▶ _Task objective_: Without the pictures, write out all the lines below exactly as they appear.

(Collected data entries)

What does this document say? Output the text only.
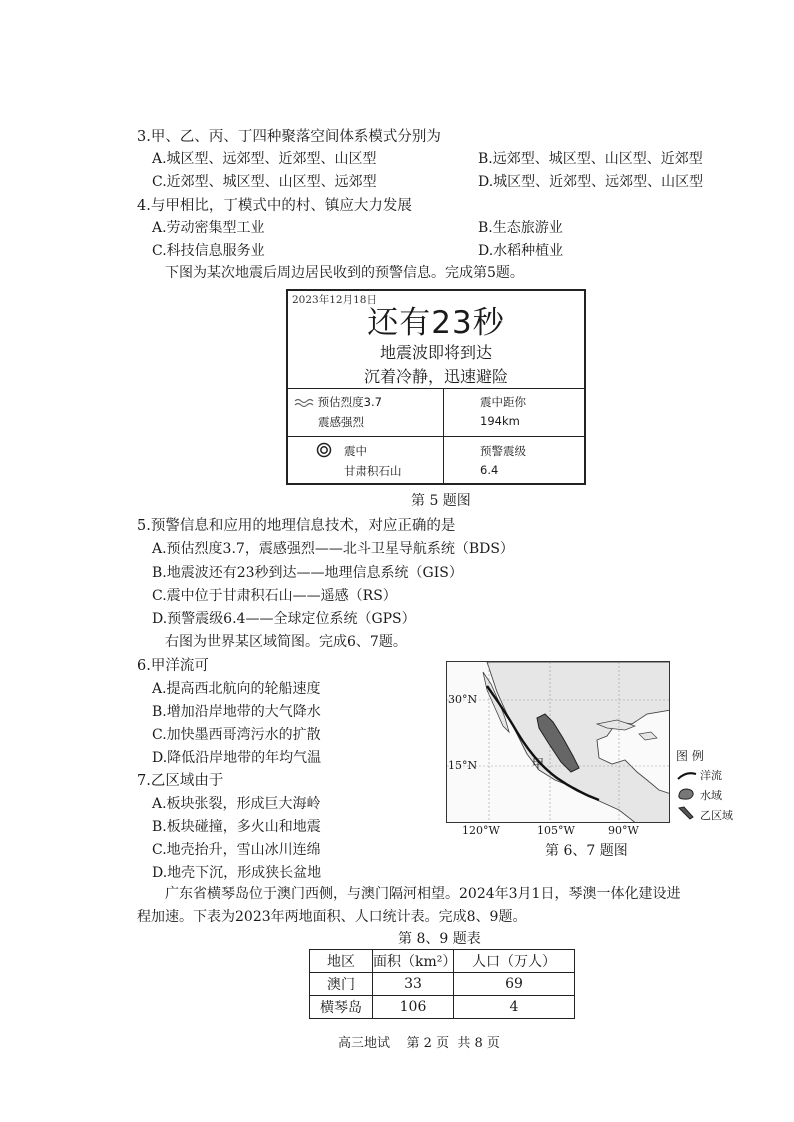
3.甲、乙、丙、丁四种聚落空间体系模式分别为
A.城区型、远郊型、近郊型、山区型	B.远郊型、城区型、山区型、近郊型
C.近郊型、城区型、山区型、远郊型	D.城区型、近郊型、远郊型、山区型
4.与甲相比，丁模式中的村、镇应大力发展
A.劳动密集型工业	B.生态旅游业
C.科技信息服务业	D.水稻种植业
下图为某次地震后周边居民收到的预警信息。完成第5题。
2023年12月18日
还有23秒
地震波即将到达
沉着冷静，迅速避险
预估烈度3.7
震感强烈
震中距你
194km
震中
甘肃积石山
预警震级
6.4
第 5 题图
5.预警信息和应用的地理信息技术，对应正确的是
A.预估烈度3.7，震感强烈——北斗卫星导航系统（BDS）
B.地震波还有23秒到达——地理信息系统（GIS）
C.震中位于甘肃积石山——遥感（RS）
D.预警震级6.4——全球定位系统（GPS）
右图为世界某区域简图。完成6、7题。
6.甲洋流可
A.提高西北航向的轮船速度
B.增加沿岸地带的大气降水
C.加快墨西哥湾污水的扩散
D.降低沿岸地带的年均气温
7.乙区域由于
A.板块张裂，形成巨大海岭
B.板块碰撞，多火山和地震
C.地壳抬升，雪山冰川连绵
D.地壳下沉，形成狭长盆地
30°N
15°N	甲
120°W	105°W	90°W
图 例
洋流
水域
乙区域
第 6、7 题图
广东省横琴岛位于澳门西侧，与澳门隔河相望。2024年3月1日，琴澳一体化建设进
程加速。下表为2023年两地面积、人口统计表。完成8、9题。
第 8、9 题表
地区	面积（km²）	人口（万人）
澳门	33	69
横琴岛	106	4
高三地试    第 2 页  共 8 页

▶ _The result_:
What does this document say? Output the text only.
3.甲、乙、丙、丁四种聚落空间体系模式分别为
A.城区型、远郊型、近郊型、山区型	B.远郊型、城区型、山区型、近郊型
C.近郊型、城区型、山区型、远郊型	D.城区型、近郊型、远郊型、山区型
4.与甲相比，丁模式中的村、镇应大力发展
A.劳动密集型工业	B.生态旅游业
C.科技信息服务业	D.水稻种植业
下图为某次地震后周边居民收到的预警信息。完成第5题。
2023年12月18日
还有23秒
地震波即将到达
沉着冷静，迅速避险
预估烈度3.7
震感强烈
震中距你
194km
震中
甘肃积石山
预警震级
6.4
第 5 题图
5.预警信息和应用的地理信息技术，对应正确的是
A.预估烈度3.7，震感强烈——北斗卫星导航系统（BDS）
B.地震波还有23秒到达——地理信息系统（GIS）
C.震中位于甘肃积石山——遥感（RS）
D.预警震级6.4——全球定位系统（GPS）
右图为世界某区域简图。完成6、7题。
6.甲洋流可
A.提高西北航向的轮船速度
B.增加沿岸地带的大气降水
C.加快墨西哥湾污水的扩散
D.降低沿岸地带的年均气温
7.乙区域由于
A.板块张裂，形成巨大海岭
B.板块碰撞，多火山和地震
C.地壳抬升，雪山冰川连绵
D.地壳下沉，形成狭长盆地
30°N
15°N	甲
120°W	105°W	90°W
图 例
洋流
水域
乙区域
第 6、7 题图
广东省横琴岛位于澳门西侧，与澳门隔河相望。2024年3月1日，琴澳一体化建设进
程加速。下表为2023年两地面积、人口统计表。完成8、9题。
第 8、9 题表
地区	面积（km²）	人口（万人）
澳门	33	69
横琴岛	106	4
高三地试    第 2 页  共 8 页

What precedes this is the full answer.